Supplied data ->
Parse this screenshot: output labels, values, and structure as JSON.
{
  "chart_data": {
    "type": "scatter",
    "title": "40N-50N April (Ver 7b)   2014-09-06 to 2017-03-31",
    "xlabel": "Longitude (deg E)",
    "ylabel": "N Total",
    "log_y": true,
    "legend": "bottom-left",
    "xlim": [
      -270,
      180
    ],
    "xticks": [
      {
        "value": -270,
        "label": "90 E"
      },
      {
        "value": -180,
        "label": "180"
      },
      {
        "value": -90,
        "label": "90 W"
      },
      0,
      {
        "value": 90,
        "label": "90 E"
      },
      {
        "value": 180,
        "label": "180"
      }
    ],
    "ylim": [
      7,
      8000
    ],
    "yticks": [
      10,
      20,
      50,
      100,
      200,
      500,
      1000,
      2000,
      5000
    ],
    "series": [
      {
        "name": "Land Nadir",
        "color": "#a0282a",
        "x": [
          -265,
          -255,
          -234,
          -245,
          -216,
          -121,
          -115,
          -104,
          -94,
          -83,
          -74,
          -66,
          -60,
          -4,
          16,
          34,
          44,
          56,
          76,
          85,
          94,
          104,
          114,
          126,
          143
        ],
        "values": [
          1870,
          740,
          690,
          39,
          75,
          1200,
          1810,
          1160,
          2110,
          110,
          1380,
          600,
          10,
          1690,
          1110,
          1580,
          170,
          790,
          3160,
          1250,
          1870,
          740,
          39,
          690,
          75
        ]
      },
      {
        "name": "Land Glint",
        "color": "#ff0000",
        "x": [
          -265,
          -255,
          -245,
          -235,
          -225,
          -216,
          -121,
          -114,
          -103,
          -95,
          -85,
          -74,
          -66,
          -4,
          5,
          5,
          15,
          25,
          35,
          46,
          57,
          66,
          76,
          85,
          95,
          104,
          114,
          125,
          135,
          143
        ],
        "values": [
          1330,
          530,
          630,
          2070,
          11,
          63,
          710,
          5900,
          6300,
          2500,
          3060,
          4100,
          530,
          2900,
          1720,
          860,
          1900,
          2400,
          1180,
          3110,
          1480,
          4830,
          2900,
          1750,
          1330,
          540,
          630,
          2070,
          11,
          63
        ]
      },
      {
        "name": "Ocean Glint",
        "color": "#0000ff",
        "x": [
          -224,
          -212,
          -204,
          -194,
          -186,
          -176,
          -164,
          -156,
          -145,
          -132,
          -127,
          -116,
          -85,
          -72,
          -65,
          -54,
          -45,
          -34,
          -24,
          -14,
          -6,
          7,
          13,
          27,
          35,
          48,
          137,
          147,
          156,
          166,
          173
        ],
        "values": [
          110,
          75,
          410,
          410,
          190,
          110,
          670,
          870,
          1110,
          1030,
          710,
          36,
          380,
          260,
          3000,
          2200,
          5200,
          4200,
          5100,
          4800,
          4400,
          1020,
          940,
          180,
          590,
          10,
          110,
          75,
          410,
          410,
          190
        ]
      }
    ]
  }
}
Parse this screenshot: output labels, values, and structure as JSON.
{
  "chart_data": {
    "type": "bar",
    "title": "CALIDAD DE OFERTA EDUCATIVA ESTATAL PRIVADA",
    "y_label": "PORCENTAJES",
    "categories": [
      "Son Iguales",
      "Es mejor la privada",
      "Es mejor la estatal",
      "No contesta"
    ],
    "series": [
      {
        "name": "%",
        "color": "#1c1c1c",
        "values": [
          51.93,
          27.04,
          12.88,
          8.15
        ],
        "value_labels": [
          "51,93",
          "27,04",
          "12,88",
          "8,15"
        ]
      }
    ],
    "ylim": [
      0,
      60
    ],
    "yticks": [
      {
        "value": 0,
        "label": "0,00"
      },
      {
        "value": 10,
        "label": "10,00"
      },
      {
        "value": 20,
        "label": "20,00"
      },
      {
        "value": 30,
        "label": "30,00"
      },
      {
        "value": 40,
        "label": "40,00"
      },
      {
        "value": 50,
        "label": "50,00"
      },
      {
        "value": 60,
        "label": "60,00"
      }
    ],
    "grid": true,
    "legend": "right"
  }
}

The request ->
How many lines in the records above contain the word "title"? Reply with the number alone.

Exercise answer ->
2